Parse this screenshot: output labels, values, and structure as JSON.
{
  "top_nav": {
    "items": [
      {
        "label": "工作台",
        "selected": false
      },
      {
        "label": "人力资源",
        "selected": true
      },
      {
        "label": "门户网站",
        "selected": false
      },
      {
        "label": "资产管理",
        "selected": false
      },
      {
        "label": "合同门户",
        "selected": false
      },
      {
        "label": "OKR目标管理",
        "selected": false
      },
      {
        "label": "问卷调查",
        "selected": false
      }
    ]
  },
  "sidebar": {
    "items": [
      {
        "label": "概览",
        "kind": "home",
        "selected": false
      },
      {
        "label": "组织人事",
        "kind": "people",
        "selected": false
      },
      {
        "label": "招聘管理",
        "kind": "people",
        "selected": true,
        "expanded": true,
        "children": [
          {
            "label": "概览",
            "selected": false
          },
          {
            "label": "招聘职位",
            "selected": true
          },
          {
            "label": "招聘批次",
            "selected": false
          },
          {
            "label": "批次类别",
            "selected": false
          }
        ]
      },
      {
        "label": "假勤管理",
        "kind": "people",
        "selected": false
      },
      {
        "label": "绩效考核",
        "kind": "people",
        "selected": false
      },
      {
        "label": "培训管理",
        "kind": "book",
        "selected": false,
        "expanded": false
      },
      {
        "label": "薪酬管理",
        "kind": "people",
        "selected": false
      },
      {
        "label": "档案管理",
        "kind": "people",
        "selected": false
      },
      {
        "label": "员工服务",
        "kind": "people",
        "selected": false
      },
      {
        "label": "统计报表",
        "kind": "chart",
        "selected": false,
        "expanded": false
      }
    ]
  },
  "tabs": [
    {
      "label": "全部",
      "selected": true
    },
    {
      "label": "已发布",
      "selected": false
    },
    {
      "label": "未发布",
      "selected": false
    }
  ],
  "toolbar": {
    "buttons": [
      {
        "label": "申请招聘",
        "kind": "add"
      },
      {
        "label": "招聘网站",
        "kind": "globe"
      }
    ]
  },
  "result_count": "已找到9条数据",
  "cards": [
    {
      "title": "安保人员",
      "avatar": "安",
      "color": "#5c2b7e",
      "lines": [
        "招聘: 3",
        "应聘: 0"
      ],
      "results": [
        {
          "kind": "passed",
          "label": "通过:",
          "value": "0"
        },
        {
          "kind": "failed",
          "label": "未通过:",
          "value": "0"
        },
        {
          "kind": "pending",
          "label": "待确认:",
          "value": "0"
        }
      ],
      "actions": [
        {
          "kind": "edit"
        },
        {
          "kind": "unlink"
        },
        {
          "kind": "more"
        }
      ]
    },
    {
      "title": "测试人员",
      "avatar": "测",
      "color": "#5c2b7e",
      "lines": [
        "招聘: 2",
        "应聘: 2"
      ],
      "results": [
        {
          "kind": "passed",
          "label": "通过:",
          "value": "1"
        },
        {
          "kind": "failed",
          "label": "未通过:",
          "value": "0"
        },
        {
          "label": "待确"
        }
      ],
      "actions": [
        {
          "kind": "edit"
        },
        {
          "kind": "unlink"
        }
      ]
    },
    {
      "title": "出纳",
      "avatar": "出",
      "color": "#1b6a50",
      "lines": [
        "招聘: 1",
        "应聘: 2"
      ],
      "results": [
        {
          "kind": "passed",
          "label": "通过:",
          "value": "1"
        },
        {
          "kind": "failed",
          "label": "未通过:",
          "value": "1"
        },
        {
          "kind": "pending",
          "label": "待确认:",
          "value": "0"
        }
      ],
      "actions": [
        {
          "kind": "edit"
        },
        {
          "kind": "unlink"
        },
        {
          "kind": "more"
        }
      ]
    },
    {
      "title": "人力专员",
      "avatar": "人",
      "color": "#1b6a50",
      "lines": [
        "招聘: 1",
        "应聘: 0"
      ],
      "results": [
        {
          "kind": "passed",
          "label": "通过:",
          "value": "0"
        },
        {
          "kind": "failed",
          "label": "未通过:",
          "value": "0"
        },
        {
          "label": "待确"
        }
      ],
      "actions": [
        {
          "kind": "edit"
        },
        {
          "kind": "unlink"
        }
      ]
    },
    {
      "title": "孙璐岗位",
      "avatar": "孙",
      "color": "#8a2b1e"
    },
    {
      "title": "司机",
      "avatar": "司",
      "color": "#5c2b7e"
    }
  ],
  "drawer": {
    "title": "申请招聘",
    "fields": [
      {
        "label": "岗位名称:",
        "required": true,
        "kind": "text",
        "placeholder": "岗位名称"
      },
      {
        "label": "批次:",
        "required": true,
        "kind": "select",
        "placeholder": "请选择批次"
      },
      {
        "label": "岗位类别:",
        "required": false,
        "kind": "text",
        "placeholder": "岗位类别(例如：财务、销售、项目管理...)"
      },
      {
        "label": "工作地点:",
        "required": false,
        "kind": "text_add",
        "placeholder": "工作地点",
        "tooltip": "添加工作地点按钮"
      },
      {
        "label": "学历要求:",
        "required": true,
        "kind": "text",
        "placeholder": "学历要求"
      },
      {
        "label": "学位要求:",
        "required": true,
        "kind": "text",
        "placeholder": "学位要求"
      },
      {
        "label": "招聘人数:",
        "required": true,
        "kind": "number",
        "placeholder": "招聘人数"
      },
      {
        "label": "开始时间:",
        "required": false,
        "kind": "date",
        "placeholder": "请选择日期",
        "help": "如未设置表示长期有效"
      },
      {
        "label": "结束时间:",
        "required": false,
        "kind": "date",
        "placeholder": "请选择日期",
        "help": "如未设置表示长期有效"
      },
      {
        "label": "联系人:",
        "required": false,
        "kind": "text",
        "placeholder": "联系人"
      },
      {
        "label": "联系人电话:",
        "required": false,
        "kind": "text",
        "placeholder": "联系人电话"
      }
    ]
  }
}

* What to work on: Retype every entry above, word for word.

* Full solution:
Parse this screenshot: output labels, values, and structure as JSON.
{
  "top_nav": {
    "items": [
      {
        "label": "工作台",
        "selected": false
      },
      {
        "label": "人力资源",
        "selected": true
      },
      {
        "label": "门户网站",
        "selected": false
      },
      {
        "label": "资产管理",
        "selected": false
      },
      {
        "label": "合同门户",
        "selected": false
      },
      {
        "label": "OKR目标管理",
        "selected": false
      },
      {
        "label": "问卷调查",
        "selected": false
      }
    ]
  },
  "sidebar": {
    "items": [
      {
        "label": "概览",
        "kind": "home",
        "selected": false
      },
      {
        "label": "组织人事",
        "kind": "people",
        "selected": false
      },
      {
        "label": "招聘管理",
        "kind": "people",
        "selected": true,
        "expanded": true,
        "children": [
          {
            "label": "概览",
            "selected": false
          },
          {
            "label": "招聘职位",
            "selected": true
          },
          {
            "label": "招聘批次",
            "selected": false
          },
          {
            "label": "批次类别",
            "selected": false
          }
        ]
      },
      {
        "label": "假勤管理",
        "kind": "people",
        "selected": false
      },
      {
        "label": "绩效考核",
        "kind": "people",
        "selected": false
      },
      {
        "label": "培训管理",
        "kind": "book",
        "selected": false,
        "expanded": false
      },
      {
        "label": "薪酬管理",
        "kind": "people",
        "selected": false
      },
      {
        "label": "档案管理",
        "kind": "people",
        "selected": false
      },
      {
        "label": "员工服务",
        "kind": "people",
        "selected": false
      },
      {
        "label": "统计报表",
        "kind": "chart",
        "selected": false,
        "expanded": false
      }
    ]
  },
  "tabs": [
    {
      "label": "全部",
      "selected": true
    },
    {
      "label": "已发布",
      "selected": false
    },
    {
      "label": "未发布",
      "selected": false
    }
  ],
  "toolbar": {
    "buttons": [
      {
        "label": "申请招聘",
        "kind": "add"
      },
      {
        "label": "招聘网站",
        "kind": "globe"
      }
    ]
  },
  "result_count": "已找到9条数据",
  "cards": [
    {
      "title": "安保人员",
      "avatar": "安",
      "color": "#5c2b7e",
      "lines": [
        "招聘: 3",
        "应聘: 0"
      ],
      "results": [
        {
          "kind": "passed",
          "label": "通过:",
          "value": "0"
        },
        {
          "kind": "failed",
          "label": "未通过:",
          "value": "0"
        },
        {
          "kind": "pending",
          "label": "待确认:",
          "value": "0"
        }
      ],
      "actions": [
        {
          "kind": "edit"
        },
        {
          "kind": "unlink"
        },
        {
          "kind": "more"
        }
      ]
    },
    {
      "title": "测试人员",
      "avatar": "测",
      "color": "#5c2b7e",
      "lines": [
        "招聘: 2",
        "应聘: 2"
      ],
      "results": [
        {
          "kind": "passed",
          "label": "通过:",
          "value": "1"
        },
        {
          "kind": "failed",
          "label": "未通过:",
          "value": "0"
        },
        {
          "label": "待确"
        }
      ],
      "actions": [
        {
          "kind": "edit"
        },
        {
          "kind": "unlink"
        }
      ]
    },
    {
      "title": "出纳",
      "avatar": "出",
      "color": "#1b6a50",
      "lines": [
        "招聘: 1",
        "应聘: 2"
      ],
      "results": [
        {
          "kind": "passed",
          "label": "通过:",
          "value": "1"
        },
        {
          "kind": "failed",
          "label": "未通过:",
          "value": "1"
        },
        {
          "kind": "pending",
          "label": "待确认:",
          "value": "0"
        }
      ],
      "actions": [
        {
          "kind": "edit"
        },
        {
          "kind": "unlink"
        },
        {
          "kind": "more"
        }
      ]
    },
    {
      "title": "人力专员",
      "avatar": "人",
      "color": "#1b6a50",
      "lines": [
        "招聘: 1",
        "应聘: 0"
      ],
      "results": [
        {
          "kind": "passed",
          "label": "通过:",
          "value": "0"
        },
        {
          "kind": "failed",
          "label": "未通过:",
          "value": "0"
        },
        {
          "label": "待确"
        }
      ],
      "actions": [
        {
          "kind": "edit"
        },
        {
          "kind": "unlink"
        }
      ]
    },
    {
      "title": "孙璐岗位",
      "avatar": "孙",
      "color": "#8a2b1e"
    },
    {
      "title": "司机",
      "avatar": "司",
      "color": "#5c2b7e"
    }
  ],
  "drawer": {
    "title": "申请招聘",
    "fields": [
      {
        "label": "岗位名称:",
        "required": true,
        "kind": "text",
        "placeholder": "岗位名称"
      },
      {
        "label": "批次:",
        "required": true,
        "kind": "select",
        "placeholder": "请选择批次"
      },
      {
        "label": "岗位类别:",
        "required": false,
        "kind": "text",
        "placeholder": "岗位类别(例如：财务、销售、项目管理...)"
      },
      {
        "label": "工作地点:",
        "required": false,
        "kind": "text_add",
        "placeholder": "工作地点",
        "tooltip": "添加工作地点按钮"
      },
      {
        "label": "学历要求:",
        "required": true,
        "kind": "text",
        "placeholder": "学历要求"
      },
      {
        "label": "学位要求:",
        "required": true,
        "kind": "text",
        "placeholder": "学位要求"
      },
      {
        "label": "招聘人数:",
        "required": true,
        "kind": "number",
        "placeholder": "招聘人数"
      },
      {
        "label": "开始时间:",
        "required": false,
        "kind": "date",
        "placeholder": "请选择日期",
        "help": "如未设置表示长期有效"
      },
      {
        "label": "结束时间:",
        "required": false,
        "kind": "date",
        "placeholder": "请选择日期",
        "help": "如未设置表示长期有效"
      },
      {
        "label": "联系人:",
        "required": false,
        "kind": "text",
        "placeholder": "联系人"
      },
      {
        "label": "联系人电话:",
        "required": false,
        "kind": "text",
        "placeholder": "联系人电话"
      }
    ]
  }
}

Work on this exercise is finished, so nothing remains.